'''

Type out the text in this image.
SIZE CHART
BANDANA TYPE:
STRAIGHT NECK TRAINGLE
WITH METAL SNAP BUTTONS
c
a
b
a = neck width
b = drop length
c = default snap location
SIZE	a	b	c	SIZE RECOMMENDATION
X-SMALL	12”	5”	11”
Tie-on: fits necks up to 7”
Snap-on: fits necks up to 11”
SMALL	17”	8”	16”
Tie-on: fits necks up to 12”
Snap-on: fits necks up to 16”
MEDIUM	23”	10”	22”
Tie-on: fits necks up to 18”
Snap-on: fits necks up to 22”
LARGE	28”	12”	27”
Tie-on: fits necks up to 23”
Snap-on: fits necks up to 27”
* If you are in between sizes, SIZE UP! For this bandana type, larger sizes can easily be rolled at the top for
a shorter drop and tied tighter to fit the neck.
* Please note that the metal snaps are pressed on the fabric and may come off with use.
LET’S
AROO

'''

## What is asked
Show each line of the listing that holds the string "drop".

## Solution to this exercise
b = drop length
a shorter drop and tied tighter to fit the neck.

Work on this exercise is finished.